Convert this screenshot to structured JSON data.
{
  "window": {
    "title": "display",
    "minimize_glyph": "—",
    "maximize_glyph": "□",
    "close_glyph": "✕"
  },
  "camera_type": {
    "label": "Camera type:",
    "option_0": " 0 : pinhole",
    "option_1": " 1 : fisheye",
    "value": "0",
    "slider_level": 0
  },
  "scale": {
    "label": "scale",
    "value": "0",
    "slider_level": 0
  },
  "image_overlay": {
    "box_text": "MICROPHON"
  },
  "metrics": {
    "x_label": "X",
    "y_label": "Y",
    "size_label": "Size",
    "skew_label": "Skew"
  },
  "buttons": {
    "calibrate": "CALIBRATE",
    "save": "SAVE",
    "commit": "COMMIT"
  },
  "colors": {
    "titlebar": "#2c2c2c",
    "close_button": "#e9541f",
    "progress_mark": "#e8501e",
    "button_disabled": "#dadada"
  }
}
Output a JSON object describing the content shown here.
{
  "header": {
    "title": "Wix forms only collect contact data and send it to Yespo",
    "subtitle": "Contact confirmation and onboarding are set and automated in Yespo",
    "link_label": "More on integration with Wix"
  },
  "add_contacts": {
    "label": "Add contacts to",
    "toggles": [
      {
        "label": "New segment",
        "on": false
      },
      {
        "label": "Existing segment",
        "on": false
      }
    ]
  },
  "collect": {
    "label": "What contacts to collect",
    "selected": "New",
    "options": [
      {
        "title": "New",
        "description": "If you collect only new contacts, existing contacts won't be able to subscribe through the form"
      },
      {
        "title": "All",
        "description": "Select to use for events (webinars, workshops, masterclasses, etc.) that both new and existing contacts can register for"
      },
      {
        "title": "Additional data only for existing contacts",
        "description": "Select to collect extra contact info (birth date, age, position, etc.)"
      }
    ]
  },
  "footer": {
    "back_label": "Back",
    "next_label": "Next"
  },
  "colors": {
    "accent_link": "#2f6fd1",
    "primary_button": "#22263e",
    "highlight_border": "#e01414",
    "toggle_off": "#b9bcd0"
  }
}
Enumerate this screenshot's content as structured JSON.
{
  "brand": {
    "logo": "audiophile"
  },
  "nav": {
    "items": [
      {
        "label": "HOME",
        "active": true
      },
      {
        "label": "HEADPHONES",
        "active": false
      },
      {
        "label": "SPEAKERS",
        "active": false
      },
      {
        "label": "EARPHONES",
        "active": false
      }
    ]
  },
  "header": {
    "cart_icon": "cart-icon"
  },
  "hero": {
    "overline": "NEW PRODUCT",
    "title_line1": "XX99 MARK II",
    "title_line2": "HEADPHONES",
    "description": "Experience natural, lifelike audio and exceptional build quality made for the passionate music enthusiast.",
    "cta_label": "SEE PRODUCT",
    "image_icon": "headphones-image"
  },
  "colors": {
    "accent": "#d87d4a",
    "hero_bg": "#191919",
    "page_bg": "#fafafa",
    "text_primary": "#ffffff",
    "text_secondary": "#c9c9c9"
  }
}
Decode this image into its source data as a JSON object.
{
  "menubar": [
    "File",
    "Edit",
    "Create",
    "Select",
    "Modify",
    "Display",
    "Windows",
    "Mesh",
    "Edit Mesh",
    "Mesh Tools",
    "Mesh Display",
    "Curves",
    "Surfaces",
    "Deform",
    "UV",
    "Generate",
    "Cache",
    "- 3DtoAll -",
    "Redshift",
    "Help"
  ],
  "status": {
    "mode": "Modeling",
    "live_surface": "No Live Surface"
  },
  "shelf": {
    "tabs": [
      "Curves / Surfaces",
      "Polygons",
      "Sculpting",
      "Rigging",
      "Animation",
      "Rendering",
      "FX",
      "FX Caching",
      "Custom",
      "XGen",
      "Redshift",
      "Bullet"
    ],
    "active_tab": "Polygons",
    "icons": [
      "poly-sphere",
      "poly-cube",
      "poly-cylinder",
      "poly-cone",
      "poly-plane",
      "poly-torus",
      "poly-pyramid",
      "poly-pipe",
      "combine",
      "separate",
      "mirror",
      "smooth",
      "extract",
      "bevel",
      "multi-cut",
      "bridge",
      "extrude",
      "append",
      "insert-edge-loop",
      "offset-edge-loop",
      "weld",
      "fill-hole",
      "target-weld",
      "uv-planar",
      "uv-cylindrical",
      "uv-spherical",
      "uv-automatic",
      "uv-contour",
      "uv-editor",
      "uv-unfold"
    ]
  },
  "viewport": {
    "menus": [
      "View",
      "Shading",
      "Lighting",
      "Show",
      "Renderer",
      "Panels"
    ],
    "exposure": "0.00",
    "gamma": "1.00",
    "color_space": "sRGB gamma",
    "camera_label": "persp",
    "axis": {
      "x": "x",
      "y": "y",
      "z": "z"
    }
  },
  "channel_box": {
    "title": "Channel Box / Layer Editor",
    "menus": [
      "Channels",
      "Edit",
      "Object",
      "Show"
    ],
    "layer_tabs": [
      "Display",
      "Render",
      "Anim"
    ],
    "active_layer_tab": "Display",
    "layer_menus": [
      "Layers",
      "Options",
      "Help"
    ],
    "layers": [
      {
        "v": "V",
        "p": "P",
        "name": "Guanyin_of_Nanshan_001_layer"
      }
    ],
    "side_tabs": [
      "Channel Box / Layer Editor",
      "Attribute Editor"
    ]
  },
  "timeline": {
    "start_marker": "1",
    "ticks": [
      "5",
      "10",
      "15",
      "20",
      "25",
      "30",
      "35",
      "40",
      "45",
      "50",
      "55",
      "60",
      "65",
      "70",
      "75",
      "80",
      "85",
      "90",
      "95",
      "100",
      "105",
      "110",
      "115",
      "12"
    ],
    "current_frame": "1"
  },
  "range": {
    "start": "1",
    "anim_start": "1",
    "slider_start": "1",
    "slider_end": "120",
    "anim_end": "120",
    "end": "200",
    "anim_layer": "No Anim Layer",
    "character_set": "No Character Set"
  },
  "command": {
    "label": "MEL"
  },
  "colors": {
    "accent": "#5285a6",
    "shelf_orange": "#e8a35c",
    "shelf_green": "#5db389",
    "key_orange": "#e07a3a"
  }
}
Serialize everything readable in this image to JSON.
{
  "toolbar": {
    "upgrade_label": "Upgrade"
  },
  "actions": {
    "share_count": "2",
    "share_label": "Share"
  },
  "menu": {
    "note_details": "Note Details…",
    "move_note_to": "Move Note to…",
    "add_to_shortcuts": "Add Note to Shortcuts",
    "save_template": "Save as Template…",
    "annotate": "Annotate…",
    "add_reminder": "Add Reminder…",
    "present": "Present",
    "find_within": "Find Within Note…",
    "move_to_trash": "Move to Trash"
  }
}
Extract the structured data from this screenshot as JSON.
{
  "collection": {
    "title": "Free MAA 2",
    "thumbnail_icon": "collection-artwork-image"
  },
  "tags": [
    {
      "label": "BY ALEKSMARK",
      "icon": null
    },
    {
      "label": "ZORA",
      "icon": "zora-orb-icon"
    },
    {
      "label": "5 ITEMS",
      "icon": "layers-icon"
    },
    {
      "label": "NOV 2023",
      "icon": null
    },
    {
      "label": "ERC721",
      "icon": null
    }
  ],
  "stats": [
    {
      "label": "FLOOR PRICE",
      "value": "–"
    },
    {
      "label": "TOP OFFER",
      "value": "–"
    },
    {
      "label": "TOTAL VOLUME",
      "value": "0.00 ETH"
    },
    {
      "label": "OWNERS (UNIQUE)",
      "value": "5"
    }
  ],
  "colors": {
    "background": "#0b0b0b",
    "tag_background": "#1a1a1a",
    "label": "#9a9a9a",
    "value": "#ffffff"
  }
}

....................

**GIVEN PROBLEM**
Transcribe each record exactly. Leave nothing out.

**RESPONSE TO THIS EXERCISE**
Convert this screenshot to structured JSON data.
{
  "window": {
    "title": "display",
    "minimize_glyph": "—",
    "maximize_glyph": "□",
    "close_glyph": "✕"
  },
  "camera_type": {
    "label": "Camera type:",
    "option_0": " 0 : pinhole",
    "option_1": " 1 : fisheye",
    "value": "0",
    "slider_level": 0
  },
  "scale": {
    "label": "scale",
    "value": "0",
    "slider_level": 0
  },
  "image_overlay": {
    "box_text": "MICROPHON"
  },
  "metrics": {
    "x_label": "X",
    "y_label": "Y",
    "size_label": "Size",
    "skew_label": "Skew"
  },
  "buttons": {
    "calibrate": "CALIBRATE",
    "save": "SAVE",
    "commit": "COMMIT"
  },
  "colors": {
    "titlebar": "#2c2c2c",
    "close_button": "#e9541f",
    "progress_mark": "#e8501e",
    "button_disabled": "#dadada"
  }
}
Output a JSON object describing the content shown here.
{
  "header": {
    "title": "Wix forms only collect contact data and send it to Yespo",
    "subtitle": "Contact confirmation and onboarding are set and automated in Yespo",
    "link_label": "More on integration with Wix"
  },
  "add_contacts": {
    "label": "Add contacts to",
    "toggles": [
      {
        "label": "New segment",
        "on": false
      },
      {
        "label": "Existing segment",
        "on": false
      }
    ]
  },
  "collect": {
    "label": "What contacts to collect",
    "selected": "New",
    "options": [
      {
        "title": "New",
        "description": "If you collect only new contacts, existing contacts won't be able to subscribe through the form"
      },
      {
        "title": "All",
        "description": "Select to use for events (webinars, workshops, masterclasses, etc.) that both new and existing contacts can register for"
      },
      {
        "title": "Additional data only for existing contacts",
        "description": "Select to collect extra contact info (birth date, age, position, etc.)"
      }
    ]
  },
  "footer": {
    "back_label": "Back",
    "next_label": "Next"
  },
  "colors": {
    "accent_link": "#2f6fd1",
    "primary_button": "#22263e",
    "highlight_border": "#e01414",
    "toggle_off": "#b9bcd0"
  }
}
Enumerate this screenshot's content as structured JSON.
{
  "brand": {
    "logo": "audiophile"
  },
  "nav": {
    "items": [
      {
        "label": "HOME",
        "active": true
      },
      {
        "label": "HEADPHONES",
        "active": false
      },
      {
        "label": "SPEAKERS",
        "active": false
      },
      {
        "label": "EARPHONES",
        "active": false
      }
    ]
  },
  "header": {
    "cart_icon": "cart-icon"
  },
  "hero": {
    "overline": "NEW PRODUCT",
    "title_line1": "XX99 MARK II",
    "title_line2": "HEADPHONES",
    "description": "Experience natural, lifelike audio and exceptional build quality made for the passionate music enthusiast.",
    "cta_label": "SEE PRODUCT",
    "image_icon": "headphones-image"
  },
  "colors": {
    "accent": "#d87d4a",
    "hero_bg": "#191919",
    "page_bg": "#fafafa",
    "text_primary": "#ffffff",
    "text_secondary": "#c9c9c9"
  }
}
Decode this image into its source data as a JSON object.
{
  "menubar": [
    "File",
    "Edit",
    "Create",
    "Select",
    "Modify",
    "Display",
    "Windows",
    "Mesh",
    "Edit Mesh",
    "Mesh Tools",
    "Mesh Display",
    "Curves",
    "Surfaces",
    "Deform",
    "UV",
    "Generate",
    "Cache",
    "- 3DtoAll -",
    "Redshift",
    "Help"
  ],
  "status": {
    "mode": "Modeling",
    "live_surface": "No Live Surface"
  },
  "shelf": {
    "tabs": [
      "Curves / Surfaces",
      "Polygons",
      "Sculpting",
      "Rigging",
      "Animation",
      "Rendering",
      "FX",
      "FX Caching",
      "Custom",
      "XGen",
      "Redshift",
      "Bullet"
    ],
    "active_tab": "Polygons",
    "icons": [
      "poly-sphere",
      "poly-cube",
      "poly-cylinder",
      "poly-cone",
      "poly-plane",
      "poly-torus",
      "poly-pyramid",
      "poly-pipe",
      "combine",
      "separate",
      "mirror",
      "smooth",
      "extract",
      "bevel",
      "multi-cut",
      "bridge",
      "extrude",
      "append",
      "insert-edge-loop",
      "offset-edge-loop",
      "weld",
      "fill-hole",
      "target-weld",
      "uv-planar",
      "uv-cylindrical",
      "uv-spherical",
      "uv-automatic",
      "uv-contour",
      "uv-editor",
      "uv-unfold"
    ]
  },
  "viewport": {
    "menus": [
      "View",
      "Shading",
      "Lighting",
      "Show",
      "Renderer",
      "Panels"
    ],
    "exposure": "0.00",
    "gamma": "1.00",
    "color_space": "sRGB gamma",
    "camera_label": "persp",
    "axis": {
      "x": "x",
      "y": "y",
      "z": "z"
    }
  },
  "channel_box": {
    "title": "Channel Box / Layer Editor",
    "menus": [
      "Channels",
      "Edit",
      "Object",
      "Show"
    ],
    "layer_tabs": [
      "Display",
      "Render",
      "Anim"
    ],
    "active_layer_tab": "Display",
    "layer_menus": [
      "Layers",
      "Options",
      "Help"
    ],
    "layers": [
      {
        "v": "V",
        "p": "P",
        "name": "Guanyin_of_Nanshan_001_layer"
      }
    ],
    "side_tabs": [
      "Channel Box / Layer Editor",
      "Attribute Editor"
    ]
  },
  "timeline": {
    "start_marker": "1",
    "ticks": [
      "5",
      "10",
      "15",
      "20",
      "25",
      "30",
      "35",
      "40",
      "45",
      "50",
      "55",
      "60",
      "65",
      "70",
      "75",
      "80",
      "85",
      "90",
      "95",
      "100",
      "105",
      "110",
      "115",
      "12"
    ],
    "current_frame": "1"
  },
  "range": {
    "start": "1",
    "anim_start": "1",
    "slider_start": "1",
    "slider_end": "120",
    "anim_end": "120",
    "end": "200",
    "anim_layer": "No Anim Layer",
    "character_set": "No Character Set"
  },
  "command": {
    "label": "MEL"
  },
  "colors": {
    "accent": "#5285a6",
    "shelf_orange": "#e8a35c",
    "shelf_green": "#5db389",
    "key_orange": "#e07a3a"
  }
}
Serialize everything readable in this image to JSON.
{
  "toolbar": {
    "upgrade_label": "Upgrade"
  },
  "actions": {
    "share_count": "2",
    "share_label": "Share"
  },
  "menu": {
    "note_details": "Note Details…",
    "move_note_to": "Move Note to…",
    "add_to_shortcuts": "Add Note to Shortcuts",
    "save_template": "Save as Template…",
    "annotate": "Annotate…",
    "add_reminder": "Add Reminder…",
    "present": "Present",
    "find_within": "Find Within Note…",
    "move_to_trash": "Move to Trash"
  }
}
Extract the structured data from this screenshot as JSON.
{
  "collection": {
    "title": "Free MAA 2",
    "thumbnail_icon": "collection-artwork-image"
  },
  "tags": [
    {
      "label": "BY ALEKSMARK",
      "icon": null
    },
    {
      "label": "ZORA",
      "icon": "zora-orb-icon"
    },
    {
      "label": "5 ITEMS",
      "icon": "layers-icon"
    },
    {
      "label": "NOV 2023",
      "icon": null
    },
    {
      "label": "ERC721",
      "icon": null
    }
  ],
  "stats": [
    {
      "label": "FLOOR PRICE",
      "value": "–"
    },
    {
      "label": "TOP OFFER",
      "value": "–"
    },
    {
      "label": "TOTAL VOLUME",
      "value": "0.00 ETH"
    },
    {
      "label": "OWNERS (UNIQUE)",
      "value": "5"
    }
  ],
  "colors": {
    "background": "#0b0b0b",
    "tag_background": "#1a1a1a",
    "label": "#9a9a9a",
    "value": "#ffffff"
  }
}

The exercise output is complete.